[Extracted data entries]
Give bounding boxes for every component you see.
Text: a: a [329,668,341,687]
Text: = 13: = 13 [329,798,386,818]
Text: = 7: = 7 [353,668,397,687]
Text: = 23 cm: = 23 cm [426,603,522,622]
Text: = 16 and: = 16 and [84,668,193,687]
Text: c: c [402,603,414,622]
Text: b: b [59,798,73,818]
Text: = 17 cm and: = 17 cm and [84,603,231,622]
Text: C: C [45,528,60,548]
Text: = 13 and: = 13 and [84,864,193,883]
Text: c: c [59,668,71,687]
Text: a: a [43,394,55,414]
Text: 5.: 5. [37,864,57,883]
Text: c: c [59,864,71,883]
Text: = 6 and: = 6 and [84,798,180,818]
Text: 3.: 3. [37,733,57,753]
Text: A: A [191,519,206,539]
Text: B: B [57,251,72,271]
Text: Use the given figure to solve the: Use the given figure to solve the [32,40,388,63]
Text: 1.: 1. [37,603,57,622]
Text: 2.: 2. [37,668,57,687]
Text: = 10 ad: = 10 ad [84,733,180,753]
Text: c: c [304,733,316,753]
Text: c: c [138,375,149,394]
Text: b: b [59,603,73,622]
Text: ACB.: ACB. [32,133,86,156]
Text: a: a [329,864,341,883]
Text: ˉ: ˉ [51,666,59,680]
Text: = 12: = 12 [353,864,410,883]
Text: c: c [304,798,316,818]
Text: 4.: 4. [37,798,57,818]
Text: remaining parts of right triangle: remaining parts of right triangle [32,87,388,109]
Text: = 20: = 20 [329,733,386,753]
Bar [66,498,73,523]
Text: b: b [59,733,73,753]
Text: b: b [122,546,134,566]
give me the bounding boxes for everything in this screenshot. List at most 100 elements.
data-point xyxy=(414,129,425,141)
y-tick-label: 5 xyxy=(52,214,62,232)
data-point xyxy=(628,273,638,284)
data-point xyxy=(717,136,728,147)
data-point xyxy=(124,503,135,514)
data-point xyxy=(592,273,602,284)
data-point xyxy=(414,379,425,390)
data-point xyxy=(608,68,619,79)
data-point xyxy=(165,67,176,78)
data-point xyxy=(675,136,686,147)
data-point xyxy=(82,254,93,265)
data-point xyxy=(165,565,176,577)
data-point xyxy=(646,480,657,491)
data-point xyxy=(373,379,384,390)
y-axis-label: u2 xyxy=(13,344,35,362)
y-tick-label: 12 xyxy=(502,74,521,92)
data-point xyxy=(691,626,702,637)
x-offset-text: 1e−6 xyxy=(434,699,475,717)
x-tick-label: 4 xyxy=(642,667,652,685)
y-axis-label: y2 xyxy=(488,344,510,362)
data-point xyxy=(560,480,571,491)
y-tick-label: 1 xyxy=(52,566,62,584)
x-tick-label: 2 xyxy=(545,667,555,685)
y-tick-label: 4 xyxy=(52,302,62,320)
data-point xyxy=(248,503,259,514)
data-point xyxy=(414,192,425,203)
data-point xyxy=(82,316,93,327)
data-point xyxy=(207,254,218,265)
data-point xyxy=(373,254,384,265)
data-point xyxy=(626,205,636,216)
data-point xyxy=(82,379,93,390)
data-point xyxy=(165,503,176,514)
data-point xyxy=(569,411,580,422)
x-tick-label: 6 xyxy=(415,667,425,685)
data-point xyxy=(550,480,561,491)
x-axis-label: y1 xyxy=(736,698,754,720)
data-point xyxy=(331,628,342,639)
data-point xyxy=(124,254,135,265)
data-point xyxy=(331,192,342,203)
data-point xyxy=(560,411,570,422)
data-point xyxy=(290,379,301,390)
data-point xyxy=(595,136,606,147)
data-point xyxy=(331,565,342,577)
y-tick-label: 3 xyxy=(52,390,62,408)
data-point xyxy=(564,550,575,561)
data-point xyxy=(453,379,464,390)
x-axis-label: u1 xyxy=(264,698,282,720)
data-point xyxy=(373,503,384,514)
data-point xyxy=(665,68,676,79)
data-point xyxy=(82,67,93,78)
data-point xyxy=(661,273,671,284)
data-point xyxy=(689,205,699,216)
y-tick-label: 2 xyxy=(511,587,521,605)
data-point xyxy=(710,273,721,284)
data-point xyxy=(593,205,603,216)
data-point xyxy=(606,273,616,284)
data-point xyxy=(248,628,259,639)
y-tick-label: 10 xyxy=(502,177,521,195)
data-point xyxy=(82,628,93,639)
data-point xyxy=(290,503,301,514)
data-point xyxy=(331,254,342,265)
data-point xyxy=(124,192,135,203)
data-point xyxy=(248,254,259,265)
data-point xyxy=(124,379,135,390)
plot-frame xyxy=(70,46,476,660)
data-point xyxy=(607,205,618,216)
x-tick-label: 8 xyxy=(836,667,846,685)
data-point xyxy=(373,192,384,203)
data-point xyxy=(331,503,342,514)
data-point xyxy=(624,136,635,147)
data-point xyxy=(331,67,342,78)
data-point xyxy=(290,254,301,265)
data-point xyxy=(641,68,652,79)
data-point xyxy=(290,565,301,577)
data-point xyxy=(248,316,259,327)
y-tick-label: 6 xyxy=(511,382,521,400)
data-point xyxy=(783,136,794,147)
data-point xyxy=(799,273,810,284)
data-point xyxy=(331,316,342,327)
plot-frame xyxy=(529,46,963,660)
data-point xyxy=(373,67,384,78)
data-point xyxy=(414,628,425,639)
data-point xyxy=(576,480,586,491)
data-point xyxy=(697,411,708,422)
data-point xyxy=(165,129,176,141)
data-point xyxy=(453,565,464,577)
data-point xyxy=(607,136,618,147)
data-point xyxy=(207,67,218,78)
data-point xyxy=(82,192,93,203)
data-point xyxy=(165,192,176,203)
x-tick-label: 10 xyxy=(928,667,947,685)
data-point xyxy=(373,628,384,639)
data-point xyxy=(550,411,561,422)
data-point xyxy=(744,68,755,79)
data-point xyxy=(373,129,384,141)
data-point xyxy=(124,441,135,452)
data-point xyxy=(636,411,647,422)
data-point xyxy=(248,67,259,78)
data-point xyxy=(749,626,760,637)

*The problem*.
Extract every line from the items above and reproduce each one unchanged.

*Response*.
Give bounding boxes for every component you see.
Text: a: a [329,668,341,687]
Text: = 13: = 13 [329,798,386,818]
Text: = 7: = 7 [353,668,397,687]
Text: = 23 cm: = 23 cm [426,603,522,622]
Text: = 16 and: = 16 and [84,668,193,687]
Text: c: c [402,603,414,622]
Text: b: b [59,798,73,818]
Text: = 17 cm and: = 17 cm and [84,603,231,622]
Text: C: C [45,528,60,548]
Text: = 13 and: = 13 and [84,864,193,883]
Text: c: c [59,668,71,687]
Text: a: a [43,394,55,414]
Text: 5.: 5. [37,864,57,883]
Text: c: c [59,864,71,883]
Text: = 6 and: = 6 and [84,798,180,818]
Text: 3.: 3. [37,733,57,753]
Text: A: A [191,519,206,539]
Text: B: B [57,251,72,271]
Text: Use the given figure to solve the: Use the given figure to solve the [32,40,388,63]
Text: 1.: 1. [37,603,57,622]
Text: 2.: 2. [37,668,57,687]
Text: = 10 ad: = 10 ad [84,733,180,753]
Text: c: c [304,733,316,753]
Text: c: c [138,375,149,394]
Text: b: b [59,603,73,622]
Text: ACB.: ACB. [32,133,86,156]
Text: a: a [329,864,341,883]
Text: ˉ: ˉ [51,666,59,680]
Text: = 12: = 12 [353,864,410,883]
Text: c: c [304,798,316,818]
Text: 4.: 4. [37,798,57,818]
Text: remaining parts of right triangle: remaining parts of right triangle [32,87,388,109]
Text: = 20: = 20 [329,733,386,753]
Bar [66,498,73,523]
Text: b: b [59,733,73,753]
Text: b: b [122,546,134,566]
give me the bounding boxes for everything in this screenshot. List at most 100 elements.
data-point xyxy=(414,129,425,141)
y-tick-label: 5 xyxy=(52,214,62,232)
data-point xyxy=(628,273,638,284)
data-point xyxy=(717,136,728,147)
data-point xyxy=(124,503,135,514)
data-point xyxy=(592,273,602,284)
data-point xyxy=(414,379,425,390)
data-point xyxy=(608,68,619,79)
data-point xyxy=(165,67,176,78)
data-point xyxy=(675,136,686,147)
data-point xyxy=(82,254,93,265)
data-point xyxy=(165,565,176,577)
data-point xyxy=(646,480,657,491)
data-point xyxy=(373,379,384,390)
y-axis-label: u2 xyxy=(13,344,35,362)
y-tick-label: 12 xyxy=(502,74,521,92)
data-point xyxy=(691,626,702,637)
x-offset-text: 1e−6 xyxy=(434,699,475,717)
x-tick-label: 4 xyxy=(642,667,652,685)
y-axis-label: y2 xyxy=(488,344,510,362)
data-point xyxy=(560,480,571,491)
y-tick-label: 1 xyxy=(52,566,62,584)
x-tick-label: 2 xyxy=(545,667,555,685)
y-tick-label: 4 xyxy=(52,302,62,320)
data-point xyxy=(248,503,259,514)
data-point xyxy=(414,192,425,203)
data-point xyxy=(82,316,93,327)
data-point xyxy=(207,254,218,265)
data-point xyxy=(373,254,384,265)
data-point xyxy=(626,205,636,216)
data-point xyxy=(82,379,93,390)
data-point xyxy=(165,503,176,514)
data-point xyxy=(569,411,580,422)
x-tick-label: 6 xyxy=(415,667,425,685)
data-point xyxy=(550,480,561,491)
x-axis-label: y1 xyxy=(736,698,754,720)
data-point xyxy=(331,628,342,639)
data-point xyxy=(124,254,135,265)
data-point xyxy=(331,192,342,203)
data-point xyxy=(560,411,570,422)
data-point xyxy=(290,379,301,390)
data-point xyxy=(595,136,606,147)
data-point xyxy=(331,565,342,577)
y-tick-label: 3 xyxy=(52,390,62,408)
data-point xyxy=(564,550,575,561)
data-point xyxy=(453,379,464,390)
x-axis-label: u1 xyxy=(264,698,282,720)
data-point xyxy=(373,503,384,514)
data-point xyxy=(665,68,676,79)
data-point xyxy=(82,67,93,78)
data-point xyxy=(661,273,671,284)
data-point xyxy=(689,205,699,216)
y-tick-label: 2 xyxy=(511,587,521,605)
data-point xyxy=(710,273,721,284)
data-point xyxy=(593,205,603,216)
data-point xyxy=(606,273,616,284)
data-point xyxy=(248,628,259,639)
y-tick-label: 10 xyxy=(502,177,521,195)
data-point xyxy=(82,628,93,639)
data-point xyxy=(290,503,301,514)
data-point xyxy=(331,254,342,265)
data-point xyxy=(124,192,135,203)
data-point xyxy=(248,254,259,265)
data-point xyxy=(124,379,135,390)
plot-frame xyxy=(70,46,476,660)
data-point xyxy=(607,205,618,216)
x-tick-label: 8 xyxy=(836,667,846,685)
data-point xyxy=(373,192,384,203)
data-point xyxy=(331,503,342,514)
data-point xyxy=(624,136,635,147)
data-point xyxy=(331,67,342,78)
data-point xyxy=(290,254,301,265)
data-point xyxy=(641,68,652,79)
data-point xyxy=(290,565,301,577)
data-point xyxy=(248,316,259,327)
y-tick-label: 6 xyxy=(511,382,521,400)
data-point xyxy=(783,136,794,147)
data-point xyxy=(799,273,810,284)
data-point xyxy=(331,316,342,327)
plot-frame xyxy=(529,46,963,660)
data-point xyxy=(373,67,384,78)
data-point xyxy=(414,628,425,639)
data-point xyxy=(576,480,586,491)
data-point xyxy=(697,411,708,422)
data-point xyxy=(165,129,176,141)
data-point xyxy=(453,565,464,577)
data-point xyxy=(607,136,618,147)
data-point xyxy=(207,67,218,78)
data-point xyxy=(82,192,93,203)
data-point xyxy=(165,192,176,203)
x-tick-label: 10 xyxy=(928,667,947,685)
data-point xyxy=(373,628,384,639)
data-point xyxy=(550,411,561,422)
data-point xyxy=(744,68,755,79)
data-point xyxy=(373,129,384,141)
data-point xyxy=(124,441,135,452)
data-point xyxy=(636,411,647,422)
data-point xyxy=(248,67,259,78)
data-point xyxy=(749,626,760,637)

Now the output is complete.